* Start *
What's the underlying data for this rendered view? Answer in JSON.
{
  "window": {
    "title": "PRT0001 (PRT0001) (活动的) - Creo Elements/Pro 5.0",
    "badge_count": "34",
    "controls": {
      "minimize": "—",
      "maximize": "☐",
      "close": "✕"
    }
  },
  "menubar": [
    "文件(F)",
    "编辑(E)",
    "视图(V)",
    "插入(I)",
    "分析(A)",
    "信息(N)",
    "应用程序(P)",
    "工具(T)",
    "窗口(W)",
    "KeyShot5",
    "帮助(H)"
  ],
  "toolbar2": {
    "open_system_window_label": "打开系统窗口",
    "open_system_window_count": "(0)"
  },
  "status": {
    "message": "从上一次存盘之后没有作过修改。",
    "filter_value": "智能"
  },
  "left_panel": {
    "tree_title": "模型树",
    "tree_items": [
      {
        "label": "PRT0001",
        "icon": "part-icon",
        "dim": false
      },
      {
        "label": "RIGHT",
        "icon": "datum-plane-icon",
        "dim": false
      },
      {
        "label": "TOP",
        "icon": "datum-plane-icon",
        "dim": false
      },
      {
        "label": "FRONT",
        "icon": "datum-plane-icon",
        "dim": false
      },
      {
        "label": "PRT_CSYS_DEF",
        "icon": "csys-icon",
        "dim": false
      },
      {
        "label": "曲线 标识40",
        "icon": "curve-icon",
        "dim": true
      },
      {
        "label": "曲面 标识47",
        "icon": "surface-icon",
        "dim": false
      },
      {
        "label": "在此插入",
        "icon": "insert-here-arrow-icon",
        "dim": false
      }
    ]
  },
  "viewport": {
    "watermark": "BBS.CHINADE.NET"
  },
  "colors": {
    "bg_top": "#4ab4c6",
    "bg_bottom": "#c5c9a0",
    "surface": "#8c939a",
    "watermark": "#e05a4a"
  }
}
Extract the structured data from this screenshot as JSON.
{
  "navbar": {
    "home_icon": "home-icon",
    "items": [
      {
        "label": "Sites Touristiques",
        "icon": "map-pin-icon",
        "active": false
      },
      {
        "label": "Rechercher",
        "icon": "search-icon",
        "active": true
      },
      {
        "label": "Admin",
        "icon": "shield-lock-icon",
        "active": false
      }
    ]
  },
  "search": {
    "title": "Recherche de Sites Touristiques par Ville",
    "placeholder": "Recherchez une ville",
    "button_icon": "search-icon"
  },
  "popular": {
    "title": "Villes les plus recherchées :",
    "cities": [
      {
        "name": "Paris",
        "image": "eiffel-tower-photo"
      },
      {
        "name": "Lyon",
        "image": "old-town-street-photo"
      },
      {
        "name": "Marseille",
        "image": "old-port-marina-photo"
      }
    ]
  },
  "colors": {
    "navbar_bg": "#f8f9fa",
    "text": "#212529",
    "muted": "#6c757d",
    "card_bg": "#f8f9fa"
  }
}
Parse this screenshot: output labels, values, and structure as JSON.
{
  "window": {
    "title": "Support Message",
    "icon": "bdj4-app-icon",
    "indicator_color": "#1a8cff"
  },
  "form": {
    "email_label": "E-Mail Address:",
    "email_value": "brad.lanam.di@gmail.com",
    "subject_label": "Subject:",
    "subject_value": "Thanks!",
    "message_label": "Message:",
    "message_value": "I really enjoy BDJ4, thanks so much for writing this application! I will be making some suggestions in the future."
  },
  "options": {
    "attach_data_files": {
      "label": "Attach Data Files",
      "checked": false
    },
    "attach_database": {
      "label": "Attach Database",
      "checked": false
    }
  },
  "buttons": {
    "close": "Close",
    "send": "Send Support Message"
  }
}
* End *
- [Problem statement]: Copy each line of the listing in which the word "Support" can be found.

- [Worked solution]:
    "title": "Support Message",
    "send": "Send Support Message"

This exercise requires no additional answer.